>> Start SUPPLIED DATA
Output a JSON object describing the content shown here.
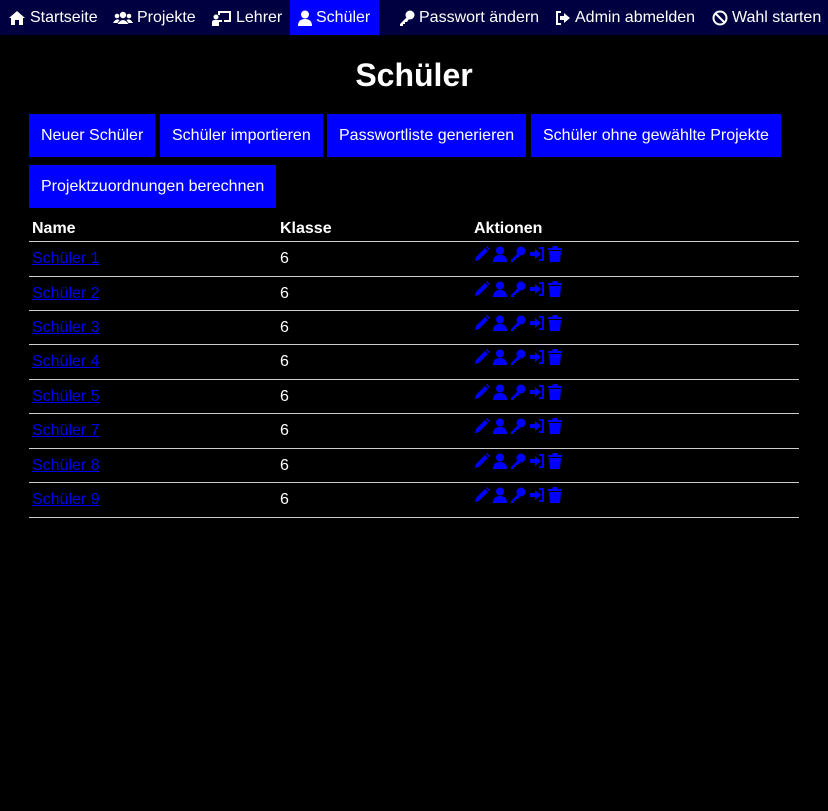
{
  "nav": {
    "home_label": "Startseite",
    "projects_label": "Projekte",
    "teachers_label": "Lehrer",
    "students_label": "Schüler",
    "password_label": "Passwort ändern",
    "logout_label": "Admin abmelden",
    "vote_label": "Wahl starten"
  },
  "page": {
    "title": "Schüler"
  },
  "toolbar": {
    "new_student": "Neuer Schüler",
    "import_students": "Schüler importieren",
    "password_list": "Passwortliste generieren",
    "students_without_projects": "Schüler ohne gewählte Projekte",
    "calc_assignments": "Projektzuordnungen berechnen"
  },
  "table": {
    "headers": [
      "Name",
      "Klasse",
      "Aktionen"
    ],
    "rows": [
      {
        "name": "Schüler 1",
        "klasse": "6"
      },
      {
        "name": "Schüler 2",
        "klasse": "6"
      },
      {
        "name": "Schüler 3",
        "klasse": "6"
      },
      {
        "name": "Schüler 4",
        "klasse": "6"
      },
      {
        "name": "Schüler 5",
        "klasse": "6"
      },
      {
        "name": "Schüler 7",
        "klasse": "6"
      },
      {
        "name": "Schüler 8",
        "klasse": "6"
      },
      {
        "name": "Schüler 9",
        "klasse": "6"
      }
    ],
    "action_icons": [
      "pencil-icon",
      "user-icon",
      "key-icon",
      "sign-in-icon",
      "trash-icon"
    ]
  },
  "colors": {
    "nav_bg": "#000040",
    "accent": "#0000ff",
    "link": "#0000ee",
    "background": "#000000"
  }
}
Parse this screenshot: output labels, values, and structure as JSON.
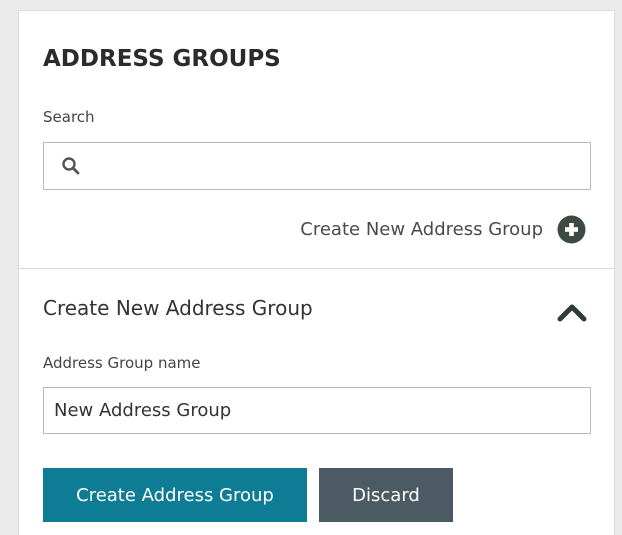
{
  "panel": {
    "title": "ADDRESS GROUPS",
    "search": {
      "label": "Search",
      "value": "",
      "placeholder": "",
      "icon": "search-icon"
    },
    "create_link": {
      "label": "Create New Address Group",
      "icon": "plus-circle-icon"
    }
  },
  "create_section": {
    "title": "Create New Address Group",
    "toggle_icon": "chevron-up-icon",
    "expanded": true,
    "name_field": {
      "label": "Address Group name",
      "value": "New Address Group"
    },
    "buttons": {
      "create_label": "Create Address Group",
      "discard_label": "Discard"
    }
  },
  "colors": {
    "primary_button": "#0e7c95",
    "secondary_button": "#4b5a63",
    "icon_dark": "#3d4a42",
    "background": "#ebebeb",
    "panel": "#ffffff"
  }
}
>> End SUPPLIED DATA
◆ EXERCISE TASK ◆
Output only the lines running from the line with "Parse this screenshot: output" through the last line of the entries above, inclusive, with pictures excluded.

◆ CORRECT OUTPUT ◆
Parse this screenshot: output labels, values, and structure as JSON.
{
  "panel": {
    "title": "ADDRESS GROUPS",
    "search": {
      "label": "Search",
      "value": "",
      "placeholder": "",
      "icon": "search-icon"
    },
    "create_link": {
      "label": "Create New Address Group",
      "icon": "plus-circle-icon"
    }
  },
  "create_section": {
    "title": "Create New Address Group",
    "toggle_icon": "chevron-up-icon",
    "expanded": true,
    "name_field": {
      "label": "Address Group name",
      "value": "New Address Group"
    },
    "buttons": {
      "create_label": "Create Address Group",
      "discard_label": "Discard"
    }
  },
  "colors": {
    "primary_button": "#0e7c95",
    "secondary_button": "#4b5a63",
    "icon_dark": "#3d4a42",
    "background": "#ebebeb",
    "panel": "#ffffff"
  }
}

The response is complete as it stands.